WHAT NEEDS TO BE DONE: Each entry below should be written out exactly as it is, with no pictures.
#### RECORDS
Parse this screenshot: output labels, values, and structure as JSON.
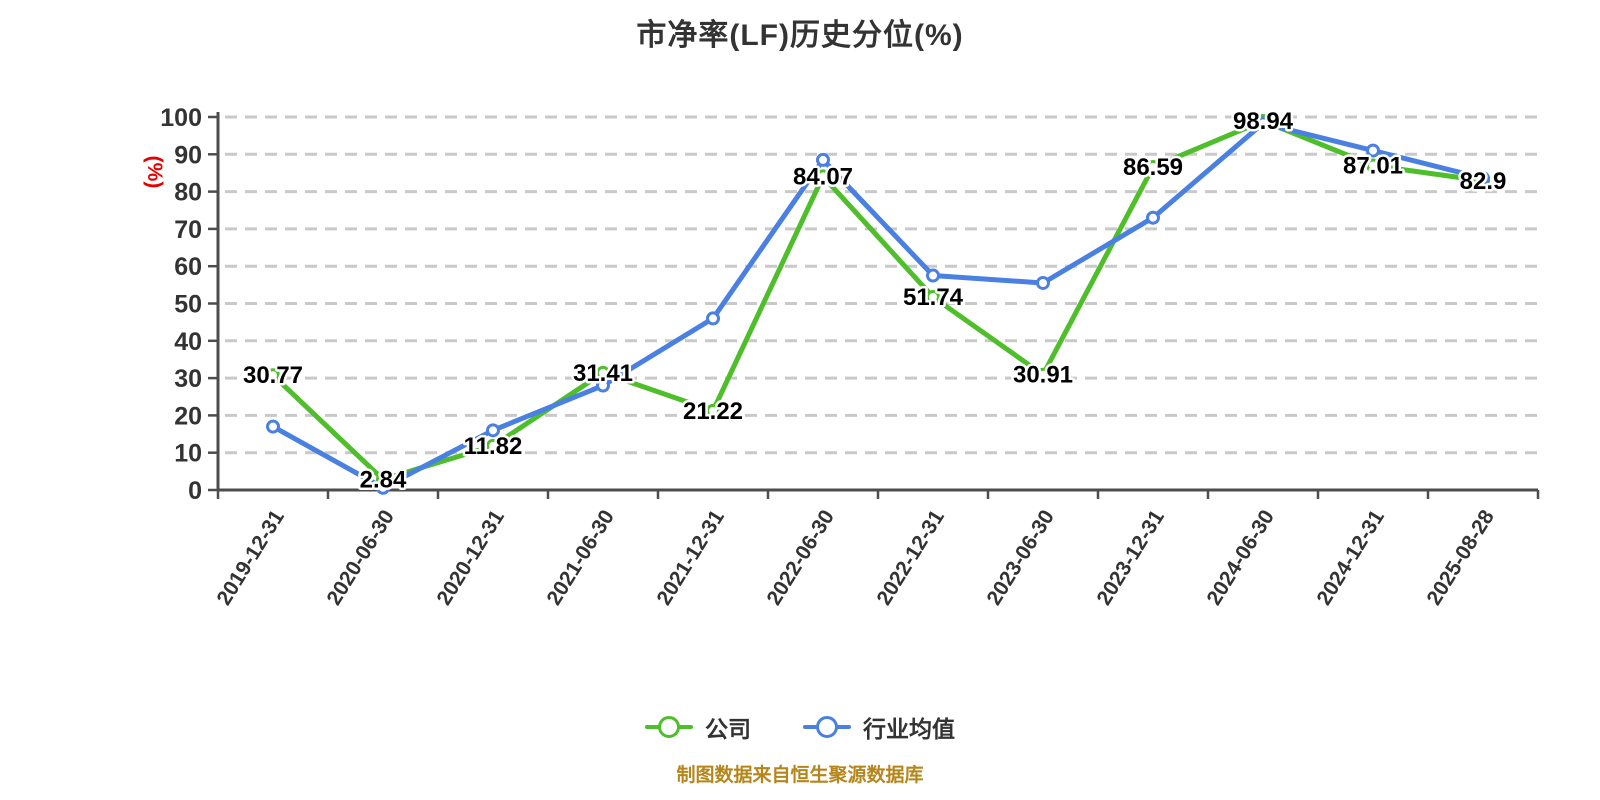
{
  "title": "市净率(LF)历史分位(%)",
  "y_axis_label": "(%)",
  "footer_note": "制图数据来自恒生聚源数据库",
  "colors": {
    "title_text": "#333333",
    "axis_text": "#333333",
    "axis_line": "#4d4d4d",
    "gridline": "#c9c9c9",
    "y_unit_red": "#e60000",
    "footer_gold": "#b5861c",
    "company_green": "#4fbe2b",
    "industry_blue": "#4a80e1",
    "marker_fill": "#ffffff",
    "data_label": "#000000"
  },
  "chart_data": {
    "type": "line",
    "title": "市净率(LF)历史分位(%)",
    "categories": [
      "2019-12-31",
      "2020-06-30",
      "2020-12-31",
      "2021-06-30",
      "2021-12-31",
      "2022-06-30",
      "2022-12-31",
      "2023-06-30",
      "2023-12-31",
      "2024-06-30",
      "2024-12-31",
      "2025-08-28"
    ],
    "series": [
      {
        "name": "公司",
        "color": "#4fbe2b",
        "values": [
          30.77,
          2.84,
          11.82,
          31.41,
          21.22,
          84.07,
          51.74,
          30.91,
          86.59,
          98.94,
          87.01,
          82.9
        ],
        "point_labels": [
          "30.77",
          "2.84",
          "11.82",
          "31.41",
          "21.22",
          "84.07",
          "51.74",
          "30.91",
          "86.59",
          "98.94",
          "87.01",
          "82.9"
        ],
        "show_point_labels": true,
        "marker": "circle-white-fill"
      },
      {
        "name": "行业均值",
        "color": "#4a80e1",
        "values": [
          17,
          0.6,
          16,
          28,
          46,
          88.5,
          57.5,
          55.5,
          73,
          98.3,
          91,
          83.6
        ],
        "show_point_labels": false,
        "marker": "circle-white-fill"
      }
    ],
    "ylabel": "(%)",
    "ylim": [
      0,
      100
    ],
    "yticks": [
      0,
      10,
      20,
      30,
      40,
      50,
      60,
      70,
      80,
      90,
      100
    ],
    "grid": "horizontal-dashed",
    "legend_position": "bottom",
    "x_label_rotation_deg": -58
  }
}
########
RESPONSE BELOW:
Parse this screenshot: output labels, values, and structure as JSON.
{
  "title": "市净率(LF)历史分位(%)",
  "y_axis_label": "(%)",
  "footer_note": "制图数据来自恒生聚源数据库",
  "colors": {
    "title_text": "#333333",
    "axis_text": "#333333",
    "axis_line": "#4d4d4d",
    "gridline": "#c9c9c9",
    "y_unit_red": "#e60000",
    "footer_gold": "#b5861c",
    "company_green": "#4fbe2b",
    "industry_blue": "#4a80e1",
    "marker_fill": "#ffffff",
    "data_label": "#000000"
  },
  "chart_data": {
    "type": "line",
    "title": "市净率(LF)历史分位(%)",
    "categories": [
      "2019-12-31",
      "2020-06-30",
      "2020-12-31",
      "2021-06-30",
      "2021-12-31",
      "2022-06-30",
      "2022-12-31",
      "2023-06-30",
      "2023-12-31",
      "2024-06-30",
      "2024-12-31",
      "2025-08-28"
    ],
    "series": [
      {
        "name": "公司",
        "color": "#4fbe2b",
        "values": [
          30.77,
          2.84,
          11.82,
          31.41,
          21.22,
          84.07,
          51.74,
          30.91,
          86.59,
          98.94,
          87.01,
          82.9
        ],
        "point_labels": [
          "30.77",
          "2.84",
          "11.82",
          "31.41",
          "21.22",
          "84.07",
          "51.74",
          "30.91",
          "86.59",
          "98.94",
          "87.01",
          "82.9"
        ],
        "show_point_labels": true,
        "marker": "circle-white-fill"
      },
      {
        "name": "行业均值",
        "color": "#4a80e1",
        "values": [
          17,
          0.6,
          16,
          28,
          46,
          88.5,
          57.5,
          55.5,
          73,
          98.3,
          91,
          83.6
        ],
        "show_point_labels": false,
        "marker": "circle-white-fill"
      }
    ],
    "ylabel": "(%)",
    "ylim": [
      0,
      100
    ],
    "yticks": [
      0,
      10,
      20,
      30,
      40,
      50,
      60,
      70,
      80,
      90,
      100
    ],
    "grid": "horizontal-dashed",
    "legend_position": "bottom",
    "x_label_rotation_deg": -58
  }
}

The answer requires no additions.